═════ Bloc de texte ═════

L’ordre public est l’autre problématique au cœur de la présente livraison. Les arrêts en commentaire nous rappellent qu’il convient de distinguer l’ordre public visé par l’article 1492, 5°, et l’ordre public international de l’article 1520, 5°, du code de procédure civile. La cour d’appel de Paris retient cette distinction lorsqu’elle affirme que « la violation de l’ordre public interne, à la supposer établie, ne constitue pas un cas d’ouverture à l’appel de la décision accordant l’exécution en France d’une sentence arbitrale étrangère, l’article 1502, 5°, ne visant que le cas où la reconnaissance ou l’exécution de cette sentence sont contraires à l’ordre public international » (Paris, 12 mars 1985, Rev. arb. 1985. 299, note E. Loquin ; D. 1985. IR 467, obs. P. Julien). Là où une règle d’ordre public international est toujours une règle d’ordre public interne, une règle d’ordre public interne n’est pas nécessairement une règle d’ordre public international (J.-B. Racine, L’arbitrage commercial international et l’ordre public, avant-propos L. Boy, préf. P. Fouchard, LGDJ, coll. « Bibliothèque de droit privé », 1999, n° 869).

Un des arrêts de la cour d’appel de Paris offre une illustration d’une règle d’ordre public interne (Paris, 18 sept. 2018, n° 16/26009, Dalloz jurisprudence). Il s’agit des règles relatives à la personnalité morale, la cour énonçant qu’« en vertu du principe de la personnalité morale de la société, les associés d’une société ou les gérants, sauf exception, ne peuvent pas être contractuellement liés à ceux avec lesquels la société a contracté, y compris les salariés » (sur cette question en matière d’arbitrage, v. D. Cohen, Arbitrage et société, préf. B. Oppetit, LGDJ, coll. « Bibliothèque de droit privé , 1993, nos 511 s.). Or, dans la sentence, les arbitres ont condamné l’associé d’une société au paiement d’une dette résultant de la rupture d’un contrat de travail liant un salarié à la société. La cour d’appel juge que le tribunal a ignoré le principe de la personnalité morale de la société, seul employeur du salarié. Si les interrogations sur la personnalité morale en matière d’arbitrage sont classiques, elles sont le plus souvent posées sous l’angle de la compétence (Paris, 20 déc. 2018, n° 16/25484, Garoubé, infra ; v. égal. Paris, 25 avr. 2017, n° 15/07642, Gaz. Pal. 2017, n° 27, p. 33, obs. D. Bensaude).

═════ Enregistrements extraits ═════

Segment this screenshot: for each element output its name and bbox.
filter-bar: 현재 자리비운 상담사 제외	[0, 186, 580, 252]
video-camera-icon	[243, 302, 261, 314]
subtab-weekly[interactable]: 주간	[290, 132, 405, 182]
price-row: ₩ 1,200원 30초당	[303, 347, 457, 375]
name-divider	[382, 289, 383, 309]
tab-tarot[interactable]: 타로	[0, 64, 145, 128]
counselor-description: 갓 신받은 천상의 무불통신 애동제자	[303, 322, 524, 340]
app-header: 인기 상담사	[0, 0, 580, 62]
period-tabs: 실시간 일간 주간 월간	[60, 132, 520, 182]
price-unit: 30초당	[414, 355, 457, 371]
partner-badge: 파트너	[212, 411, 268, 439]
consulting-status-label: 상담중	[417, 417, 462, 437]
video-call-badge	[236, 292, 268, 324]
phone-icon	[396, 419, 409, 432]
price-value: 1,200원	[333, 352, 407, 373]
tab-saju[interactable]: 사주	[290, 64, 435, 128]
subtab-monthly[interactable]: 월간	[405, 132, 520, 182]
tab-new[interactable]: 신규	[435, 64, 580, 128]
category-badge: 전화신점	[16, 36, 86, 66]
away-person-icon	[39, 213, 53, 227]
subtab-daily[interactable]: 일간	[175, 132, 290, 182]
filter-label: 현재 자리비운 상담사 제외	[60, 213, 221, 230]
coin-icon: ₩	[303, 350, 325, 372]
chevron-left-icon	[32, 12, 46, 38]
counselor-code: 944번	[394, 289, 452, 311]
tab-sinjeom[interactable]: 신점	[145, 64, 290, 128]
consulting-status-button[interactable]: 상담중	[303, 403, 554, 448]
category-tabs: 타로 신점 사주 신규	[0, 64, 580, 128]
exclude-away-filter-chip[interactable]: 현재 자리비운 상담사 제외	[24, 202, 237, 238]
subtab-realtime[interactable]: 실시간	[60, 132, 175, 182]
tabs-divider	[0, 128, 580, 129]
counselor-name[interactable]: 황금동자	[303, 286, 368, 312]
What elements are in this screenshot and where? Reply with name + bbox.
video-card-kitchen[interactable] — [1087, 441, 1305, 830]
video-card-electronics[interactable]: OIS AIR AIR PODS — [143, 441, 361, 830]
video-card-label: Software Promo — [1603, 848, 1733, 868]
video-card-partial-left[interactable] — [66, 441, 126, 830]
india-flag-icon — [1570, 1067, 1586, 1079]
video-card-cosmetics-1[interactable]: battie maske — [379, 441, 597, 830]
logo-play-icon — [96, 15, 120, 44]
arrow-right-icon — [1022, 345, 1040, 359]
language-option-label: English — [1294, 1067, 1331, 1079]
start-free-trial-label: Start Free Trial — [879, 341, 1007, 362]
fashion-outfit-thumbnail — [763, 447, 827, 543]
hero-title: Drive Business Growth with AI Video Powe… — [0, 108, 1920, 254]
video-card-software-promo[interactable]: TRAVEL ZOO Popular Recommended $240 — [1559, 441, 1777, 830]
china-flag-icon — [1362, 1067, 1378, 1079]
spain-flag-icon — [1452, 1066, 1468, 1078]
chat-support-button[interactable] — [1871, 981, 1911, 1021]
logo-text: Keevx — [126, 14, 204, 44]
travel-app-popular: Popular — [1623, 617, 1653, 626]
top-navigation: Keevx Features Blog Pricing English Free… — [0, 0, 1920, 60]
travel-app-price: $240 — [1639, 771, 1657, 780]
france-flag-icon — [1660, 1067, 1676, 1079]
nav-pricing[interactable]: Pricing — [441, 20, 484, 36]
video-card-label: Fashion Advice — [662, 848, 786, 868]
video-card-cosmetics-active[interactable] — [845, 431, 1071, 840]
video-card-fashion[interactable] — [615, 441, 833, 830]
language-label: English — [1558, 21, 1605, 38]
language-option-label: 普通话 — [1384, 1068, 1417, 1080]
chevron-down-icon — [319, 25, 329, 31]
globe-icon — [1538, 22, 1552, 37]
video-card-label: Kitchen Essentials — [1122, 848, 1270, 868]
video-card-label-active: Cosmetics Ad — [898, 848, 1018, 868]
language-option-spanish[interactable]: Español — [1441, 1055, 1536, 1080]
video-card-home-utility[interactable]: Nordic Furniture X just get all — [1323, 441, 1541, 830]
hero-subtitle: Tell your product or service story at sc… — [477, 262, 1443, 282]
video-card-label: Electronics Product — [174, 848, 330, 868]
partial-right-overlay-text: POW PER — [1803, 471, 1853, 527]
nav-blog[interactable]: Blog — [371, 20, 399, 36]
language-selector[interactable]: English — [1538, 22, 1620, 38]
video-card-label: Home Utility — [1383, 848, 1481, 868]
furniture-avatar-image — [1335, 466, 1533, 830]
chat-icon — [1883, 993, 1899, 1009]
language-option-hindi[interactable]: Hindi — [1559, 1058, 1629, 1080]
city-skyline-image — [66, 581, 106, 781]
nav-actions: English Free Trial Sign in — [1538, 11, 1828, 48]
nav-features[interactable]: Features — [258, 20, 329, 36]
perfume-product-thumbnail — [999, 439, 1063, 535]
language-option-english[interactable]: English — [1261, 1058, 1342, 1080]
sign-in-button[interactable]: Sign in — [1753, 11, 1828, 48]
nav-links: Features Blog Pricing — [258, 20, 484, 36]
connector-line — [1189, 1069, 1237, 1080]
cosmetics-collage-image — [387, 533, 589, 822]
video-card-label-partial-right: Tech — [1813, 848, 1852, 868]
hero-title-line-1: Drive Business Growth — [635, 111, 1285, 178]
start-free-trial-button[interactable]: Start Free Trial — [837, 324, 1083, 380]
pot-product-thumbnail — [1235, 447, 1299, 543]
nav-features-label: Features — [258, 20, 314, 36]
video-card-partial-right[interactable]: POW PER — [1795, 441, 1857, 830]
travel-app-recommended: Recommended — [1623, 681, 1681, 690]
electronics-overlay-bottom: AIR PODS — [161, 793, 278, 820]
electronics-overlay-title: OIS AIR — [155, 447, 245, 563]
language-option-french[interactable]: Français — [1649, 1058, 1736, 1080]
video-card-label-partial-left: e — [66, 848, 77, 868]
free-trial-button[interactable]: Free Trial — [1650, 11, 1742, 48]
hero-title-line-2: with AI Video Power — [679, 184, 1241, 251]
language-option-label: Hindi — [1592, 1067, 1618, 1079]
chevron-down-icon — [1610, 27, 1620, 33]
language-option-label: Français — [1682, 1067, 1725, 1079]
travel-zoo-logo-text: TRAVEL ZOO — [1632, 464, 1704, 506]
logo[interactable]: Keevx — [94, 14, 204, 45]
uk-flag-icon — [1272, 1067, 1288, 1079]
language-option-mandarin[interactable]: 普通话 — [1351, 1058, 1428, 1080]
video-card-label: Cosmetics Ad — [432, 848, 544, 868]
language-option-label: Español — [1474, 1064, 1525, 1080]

═════

Consigne
D'après le texte sur l'ordre public en matière d'arbitrage, quel principe la cour d'appel de Paris reproche-t-elle au tribunal arbitral d'avoir ignoré dans son arrêt du 18 septembre 2018 ? Les enregistrements ne servent à rien ici.

Réponse
Le principe de la personnalité morale de la société, seul employeur du salarié.